_Problem statement_:
Answer with nothing except the number of lines that contain the word "this".
>>
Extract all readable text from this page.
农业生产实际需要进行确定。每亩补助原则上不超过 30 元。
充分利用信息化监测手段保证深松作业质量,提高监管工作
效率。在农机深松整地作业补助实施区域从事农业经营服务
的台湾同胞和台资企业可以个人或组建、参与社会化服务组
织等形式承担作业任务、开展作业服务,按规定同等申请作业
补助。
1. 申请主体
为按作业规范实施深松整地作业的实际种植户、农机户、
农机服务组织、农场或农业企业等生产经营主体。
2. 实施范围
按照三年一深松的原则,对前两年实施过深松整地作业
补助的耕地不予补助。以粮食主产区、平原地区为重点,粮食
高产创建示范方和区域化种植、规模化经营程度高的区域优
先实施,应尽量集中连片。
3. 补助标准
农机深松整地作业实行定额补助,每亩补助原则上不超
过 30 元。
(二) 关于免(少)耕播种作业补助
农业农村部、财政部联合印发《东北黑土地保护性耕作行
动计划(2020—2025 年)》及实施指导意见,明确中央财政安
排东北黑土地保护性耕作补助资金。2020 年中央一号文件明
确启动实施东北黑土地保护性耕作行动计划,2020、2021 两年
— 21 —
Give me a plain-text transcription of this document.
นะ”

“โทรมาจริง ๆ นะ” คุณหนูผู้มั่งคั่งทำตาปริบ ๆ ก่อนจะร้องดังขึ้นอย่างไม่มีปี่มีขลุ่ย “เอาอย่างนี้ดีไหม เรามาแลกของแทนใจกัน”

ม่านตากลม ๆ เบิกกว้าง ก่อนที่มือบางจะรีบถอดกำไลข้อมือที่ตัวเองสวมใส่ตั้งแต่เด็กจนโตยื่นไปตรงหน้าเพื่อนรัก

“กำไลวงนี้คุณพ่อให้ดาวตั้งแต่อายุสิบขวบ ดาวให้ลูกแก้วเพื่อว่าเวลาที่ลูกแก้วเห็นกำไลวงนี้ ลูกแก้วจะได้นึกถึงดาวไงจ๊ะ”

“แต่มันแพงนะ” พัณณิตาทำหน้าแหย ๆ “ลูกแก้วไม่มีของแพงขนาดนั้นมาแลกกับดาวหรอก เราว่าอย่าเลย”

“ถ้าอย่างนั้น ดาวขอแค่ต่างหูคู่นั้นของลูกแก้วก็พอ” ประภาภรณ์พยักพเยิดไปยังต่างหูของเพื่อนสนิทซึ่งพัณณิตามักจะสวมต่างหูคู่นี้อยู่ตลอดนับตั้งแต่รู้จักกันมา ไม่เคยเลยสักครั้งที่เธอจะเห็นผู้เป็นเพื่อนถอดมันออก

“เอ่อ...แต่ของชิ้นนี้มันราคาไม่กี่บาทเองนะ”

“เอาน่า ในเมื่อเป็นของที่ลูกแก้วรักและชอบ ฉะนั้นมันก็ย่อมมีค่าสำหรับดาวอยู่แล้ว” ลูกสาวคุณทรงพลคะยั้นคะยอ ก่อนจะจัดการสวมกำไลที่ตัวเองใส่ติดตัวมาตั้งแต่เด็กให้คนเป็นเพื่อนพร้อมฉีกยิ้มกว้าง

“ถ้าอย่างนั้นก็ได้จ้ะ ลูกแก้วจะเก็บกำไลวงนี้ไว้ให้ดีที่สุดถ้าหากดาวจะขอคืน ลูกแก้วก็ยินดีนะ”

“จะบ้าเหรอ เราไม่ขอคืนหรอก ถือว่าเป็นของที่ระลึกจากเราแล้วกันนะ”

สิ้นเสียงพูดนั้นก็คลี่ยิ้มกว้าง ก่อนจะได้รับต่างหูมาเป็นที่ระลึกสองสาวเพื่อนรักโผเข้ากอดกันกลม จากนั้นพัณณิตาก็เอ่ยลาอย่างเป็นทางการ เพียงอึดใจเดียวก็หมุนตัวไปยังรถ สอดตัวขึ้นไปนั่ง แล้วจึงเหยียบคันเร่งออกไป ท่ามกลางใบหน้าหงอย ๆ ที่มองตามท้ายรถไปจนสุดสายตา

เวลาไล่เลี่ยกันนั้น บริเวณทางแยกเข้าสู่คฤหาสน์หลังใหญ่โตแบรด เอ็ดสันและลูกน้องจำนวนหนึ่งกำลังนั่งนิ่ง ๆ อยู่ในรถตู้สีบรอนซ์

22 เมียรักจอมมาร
<<
_The completed task_:
2